(Some records)
-----

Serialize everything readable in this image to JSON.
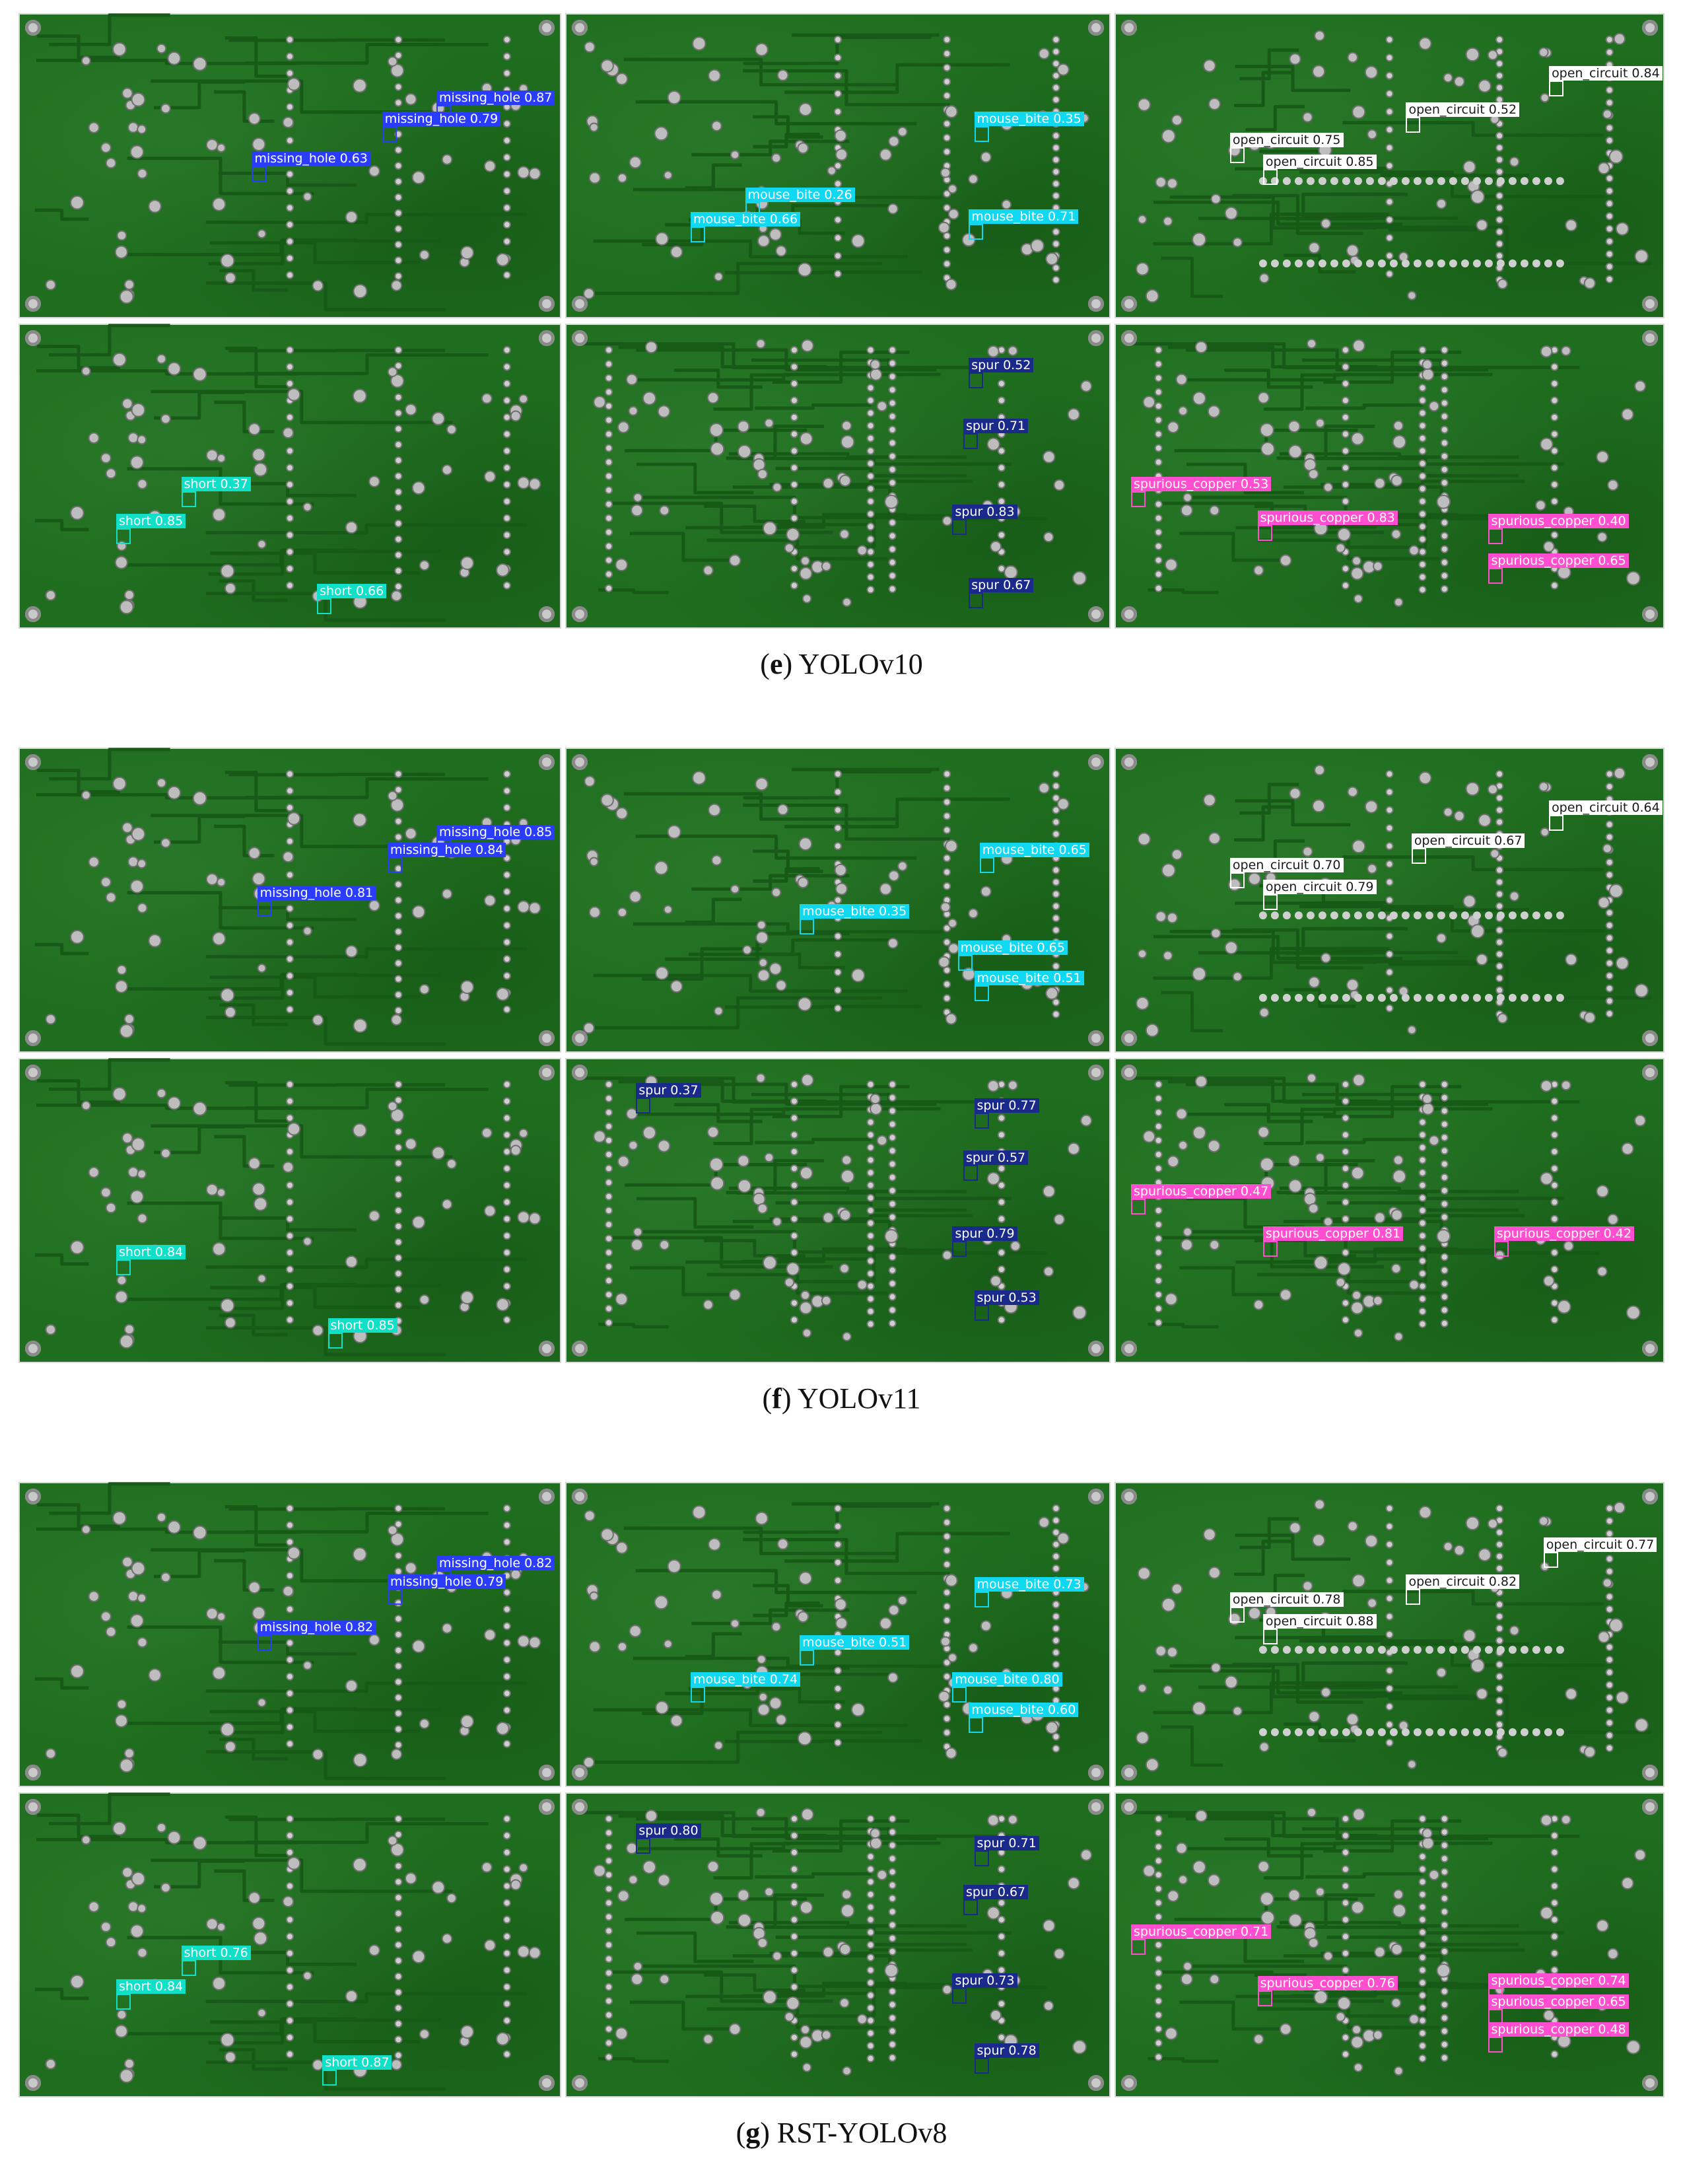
{
  "colors": {
    "board": "#1f6e1f",
    "missing_hole": "#2a3dff",
    "mouse_bite": "#10d8f0",
    "open_circuit": "#ffffff",
    "short": "#10e0c8",
    "spur": "#1a2a8a",
    "spurious_copper": "#ff4fd0"
  },
  "figures": [
    {
      "caption": {
        "letter": "e",
        "model": "YOLOv10"
      },
      "panels": [
        {
          "type": "A",
          "detections": [
            {
              "cls": "missing_hole",
              "label": "missing_hole 0.87"
            },
            {
              "cls": "missing_hole",
              "label": "missing_hole 0.79"
            },
            {
              "cls": "missing_hole",
              "label": "missing_hole 0.63"
            }
          ]
        },
        {
          "type": "B",
          "detections": [
            {
              "cls": "mouse_bite",
              "label": "mouse_bite 0.35"
            },
            {
              "cls": "mouse_bite",
              "label": "mouse_bite 0.26"
            },
            {
              "cls": "mouse_bite",
              "label": "mouse_bite 0.66"
            },
            {
              "cls": "mouse_bite",
              "label": "mouse_bite 0.71"
            }
          ]
        },
        {
          "type": "C",
          "detections": [
            {
              "cls": "open_circuit",
              "label": "open_circuit 0.84"
            },
            {
              "cls": "open_circuit",
              "label": "open_circuit 0.52"
            },
            {
              "cls": "open_circuit",
              "label": "open_circuit 0.75"
            },
            {
              "cls": "open_circuit",
              "label": "open_circuit 0.85"
            }
          ]
        },
        {
          "type": "A",
          "detections": [
            {
              "cls": "short",
              "label": "short 0.37"
            },
            {
              "cls": "short",
              "label": "short 0.85"
            },
            {
              "cls": "short",
              "label": "short 0.66"
            }
          ]
        },
        {
          "type": "D",
          "detections": [
            {
              "cls": "spur",
              "label": "spur 0.52"
            },
            {
              "cls": "spur",
              "label": "spur 0.71"
            },
            {
              "cls": "spur",
              "label": "spur 0.83"
            },
            {
              "cls": "spur",
              "label": "spur 0.67"
            }
          ]
        },
        {
          "type": "D",
          "detections": [
            {
              "cls": "spurious_copper",
              "label": "spurious_copper 0.53"
            },
            {
              "cls": "spurious_copper",
              "label": "spurious_copper 0.83"
            },
            {
              "cls": "spurious_copper",
              "label": "spurious_copper 0.40"
            },
            {
              "cls": "spurious_copper",
              "label": "spurious_copper 0.65"
            }
          ]
        }
      ]
    },
    {
      "caption": {
        "letter": "f",
        "model": "YOLOv11"
      },
      "panels": [
        {
          "type": "A",
          "detections": [
            {
              "cls": "missing_hole",
              "label": "missing_hole 0.85"
            },
            {
              "cls": "missing_hole",
              "label": "missing_hole 0.84"
            },
            {
              "cls": "missing_hole",
              "label": "missing_hole 0.81"
            }
          ]
        },
        {
          "type": "B",
          "detections": [
            {
              "cls": "mouse_bite",
              "label": "mouse_bite 0.65"
            },
            {
              "cls": "mouse_bite",
              "label": "mouse_bite 0.35"
            },
            {
              "cls": "mouse_bite",
              "label": "mouse_bite 0.65"
            },
            {
              "cls": "mouse_bite",
              "label": "mouse_bite 0.51"
            }
          ]
        },
        {
          "type": "C",
          "detections": [
            {
              "cls": "open_circuit",
              "label": "open_circuit 0.64"
            },
            {
              "cls": "open_circuit",
              "label": "open_circuit 0.67"
            },
            {
              "cls": "open_circuit",
              "label": "open_circuit 0.70"
            },
            {
              "cls": "open_circuit",
              "label": "open_circuit 0.79"
            }
          ]
        },
        {
          "type": "A",
          "detections": [
            {
              "cls": "short",
              "label": "short 0.84"
            },
            {
              "cls": "short",
              "label": "short 0.85"
            }
          ]
        },
        {
          "type": "D",
          "detections": [
            {
              "cls": "spur",
              "label": "spur 0.37"
            },
            {
              "cls": "spur",
              "label": "spur 0.77"
            },
            {
              "cls": "spur",
              "label": "spur 0.57"
            },
            {
              "cls": "spur",
              "label": "spur 0.79"
            },
            {
              "cls": "spur",
              "label": "spur 0.53"
            }
          ]
        },
        {
          "type": "D",
          "detections": [
            {
              "cls": "spurious_copper",
              "label": "spurious_copper 0.47"
            },
            {
              "cls": "spurious_copper",
              "label": "spurious_copper 0.81"
            },
            {
              "cls": "spurious_copper",
              "label": "spurious_copper 0.42"
            }
          ]
        }
      ]
    },
    {
      "caption": {
        "letter": "g",
        "model": "RST-YOLOv8"
      },
      "panels": [
        {
          "type": "A",
          "detections": [
            {
              "cls": "missing_hole",
              "label": "missing_hole 0.82"
            },
            {
              "cls": "missing_hole",
              "label": "missing_hole 0.79"
            },
            {
              "cls": "missing_hole",
              "label": "missing_hole 0.82"
            }
          ]
        },
        {
          "type": "B",
          "detections": [
            {
              "cls": "mouse_bite",
              "label": "mouse_bite 0.73"
            },
            {
              "cls": "mouse_bite",
              "label": "mouse_bite 0.51"
            },
            {
              "cls": "mouse_bite",
              "label": "mouse_bite 0.74"
            },
            {
              "cls": "mouse_bite",
              "label": "mouse_bite 0.80"
            },
            {
              "cls": "mouse_bite",
              "label": "mouse_bite 0.60"
            }
          ]
        },
        {
          "type": "C",
          "detections": [
            {
              "cls": "open_circuit",
              "label": "open_circuit 0.77"
            },
            {
              "cls": "open_circuit",
              "label": "open_circuit 0.82"
            },
            {
              "cls": "open_circuit",
              "label": "open_circuit 0.78"
            },
            {
              "cls": "open_circuit",
              "label": "open_circuit 0.88"
            }
          ]
        },
        {
          "type": "A",
          "detections": [
            {
              "cls": "short",
              "label": "short 0.76"
            },
            {
              "cls": "short",
              "label": "short 0.84"
            },
            {
              "cls": "short",
              "label": "short 0.87"
            }
          ]
        },
        {
          "type": "D",
          "detections": [
            {
              "cls": "spur",
              "label": "spur 0.80"
            },
            {
              "cls": "spur",
              "label": "spur 0.71"
            },
            {
              "cls": "spur",
              "label": "spur 0.67"
            },
            {
              "cls": "spur",
              "label": "spur 0.73"
            },
            {
              "cls": "spur",
              "label": "spur 0.78"
            }
          ]
        },
        {
          "type": "D",
          "detections": [
            {
              "cls": "spurious_copper",
              "label": "spurious_copper 0.71"
            },
            {
              "cls": "spurious_copper",
              "label": "spurious_copper 0.76"
            },
            {
              "cls": "spurious_copper",
              "label": "spurious_copper 0.74"
            },
            {
              "cls": "spurious_copper",
              "label": "spurious_copper 0.65"
            },
            {
              "cls": "spurious_copper",
              "label": "spurious_copper 0.48"
            }
          ]
        }
      ]
    }
  ]
}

-----

- What is asked
State how many lines of the material contain the string "model", with no other words.

- Expected answer
3